- _REQUIRED TASK_
How many of the lines below contain "subtitle"? Answer with that number alone.

-- START --

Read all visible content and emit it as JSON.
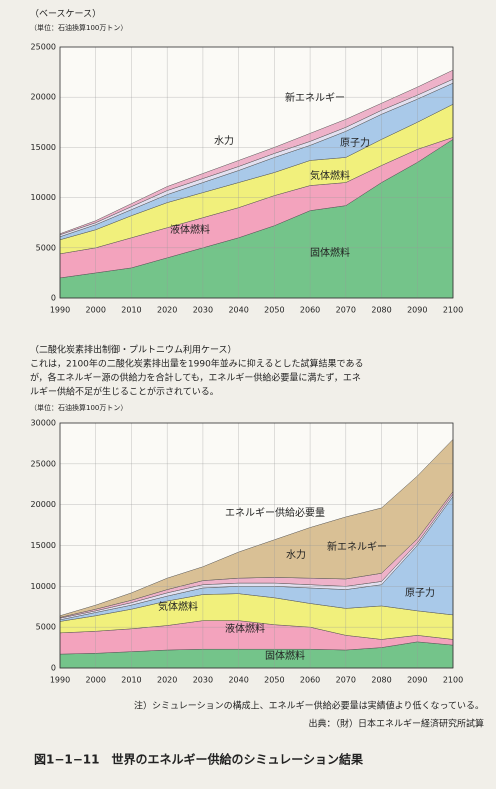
{
  "chart_data": [
    {
      "type": "stacked_area",
      "subtitle": "（ベースケース）",
      "unit": "（単位：石油換算100万トン）",
      "x": [
        1990,
        2000,
        2010,
        2020,
        2030,
        2040,
        2050,
        2060,
        2070,
        2080,
        2090,
        2100
      ],
      "xlim": [
        1990,
        2100
      ],
      "xticks": [
        1990,
        2000,
        2010,
        2020,
        2030,
        2040,
        2050,
        2060,
        2070,
        2080,
        2090,
        2100
      ],
      "ylim": [
        0,
        25000
      ],
      "yticks": [
        0,
        5000,
        10000,
        15000,
        20000,
        25000
      ],
      "grid": true,
      "series": [
        {
          "name": "固体燃料",
          "color": "#74c48a",
          "values": [
            2000,
            2500,
            3000,
            4000,
            5000,
            6000,
            7200,
            8700,
            9200,
            11500,
            13500,
            15800
          ]
        },
        {
          "name": "液体燃料",
          "color": "#f3a3bd",
          "values": [
            2400,
            2500,
            3000,
            3000,
            3000,
            3000,
            3000,
            2500,
            2300,
            1700,
            1300,
            200
          ]
        },
        {
          "name": "気体燃料",
          "color": "#f1f07c",
          "values": [
            1400,
            1800,
            2200,
            2500,
            2500,
            2500,
            2300,
            2500,
            2500,
            2600,
            2700,
            3300
          ]
        },
        {
          "name": "原子力",
          "color": "#a9c9e9",
          "values": [
            300,
            500,
            600,
            800,
            1000,
            1200,
            1500,
            1500,
            2600,
            2500,
            2300,
            2100
          ]
        },
        {
          "name": "水力",
          "color": "#e2e0f0",
          "values": [
            200,
            200,
            300,
            400,
            400,
            400,
            400,
            400,
            400,
            400,
            400,
            400
          ]
        },
        {
          "name": "新エネルギー",
          "color": "#eeb2c9",
          "values": [
            100,
            200,
            300,
            400,
            500,
            600,
            600,
            800,
            800,
            700,
            800,
            900
          ]
        }
      ]
    },
    {
      "type": "stacked_area",
      "subtitle": "（二酸化炭素排出制御・プルトニウム利用ケース）",
      "description": [
        "これは，2100年の二酸化炭素排出量を1990年並みに抑えるとした試算結果である",
        "が，各エネルギー源の供給力を合計しても，エネルギー供給必要量に満たず，エネ",
        "ルギー供給不足が生じることが示されている。"
      ],
      "unit": "（単位：石油換算100万トン）",
      "x": [
        1990,
        2000,
        2010,
        2020,
        2030,
        2040,
        2050,
        2060,
        2070,
        2080,
        2090,
        2100
      ],
      "xlim": [
        1990,
        2100
      ],
      "xticks": [
        1990,
        2000,
        2010,
        2020,
        2030,
        2040,
        2050,
        2060,
        2070,
        2080,
        2090,
        2100
      ],
      "ylim": [
        0,
        30000
      ],
      "yticks": [
        0,
        5000,
        10000,
        15000,
        20000,
        25000,
        30000
      ],
      "grid": true,
      "series": [
        {
          "name": "固体燃料",
          "color": "#74c48a",
          "values": [
            1700,
            1800,
            2000,
            2200,
            2300,
            2300,
            2300,
            2300,
            2200,
            2500,
            3200,
            2800
          ]
        },
        {
          "name": "液体燃料",
          "color": "#f3a3bd",
          "values": [
            2600,
            2700,
            2800,
            3000,
            3500,
            3500,
            3000,
            2700,
            1800,
            1000,
            800,
            700
          ]
        },
        {
          "name": "気体燃料",
          "color": "#f1f07c",
          "values": [
            1400,
            1900,
            2400,
            3000,
            3200,
            3300,
            3300,
            2900,
            3300,
            4100,
            3000,
            3000
          ]
        },
        {
          "name": "原子力",
          "color": "#a9c9e9",
          "values": [
            200,
            400,
            500,
            600,
            800,
            900,
            1400,
            1900,
            2300,
            2600,
            8000,
            14500
          ]
        },
        {
          "name": "水力",
          "color": "#e2e0f0",
          "values": [
            200,
            200,
            300,
            400,
            400,
            400,
            400,
            400,
            400,
            400,
            300,
            300
          ]
        },
        {
          "name": "新エネルギー",
          "color": "#eeb2c9",
          "values": [
            100,
            200,
            300,
            400,
            500,
            600,
            700,
            800,
            900,
            1000,
            500,
            300
          ]
        },
        {
          "name": "エネルギー供給必要量",
          "color": "#d9c095",
          "values": [
            200,
            500,
            900,
            1400,
            1700,
            3200,
            4600,
            6200,
            7600,
            8000,
            7700,
            6400
          ]
        }
      ]
    }
  ],
  "note": "注）シミュレーションの構成上、エネルギー供給必要量は実績値より低くなっている。",
  "source": "出典：（財）日本エネルギー経済研究所試算",
  "caption": "図1−1−11　世界のエネルギー供給のシミュレーション結果"
}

-- END --

- _FINAL RESULT_
2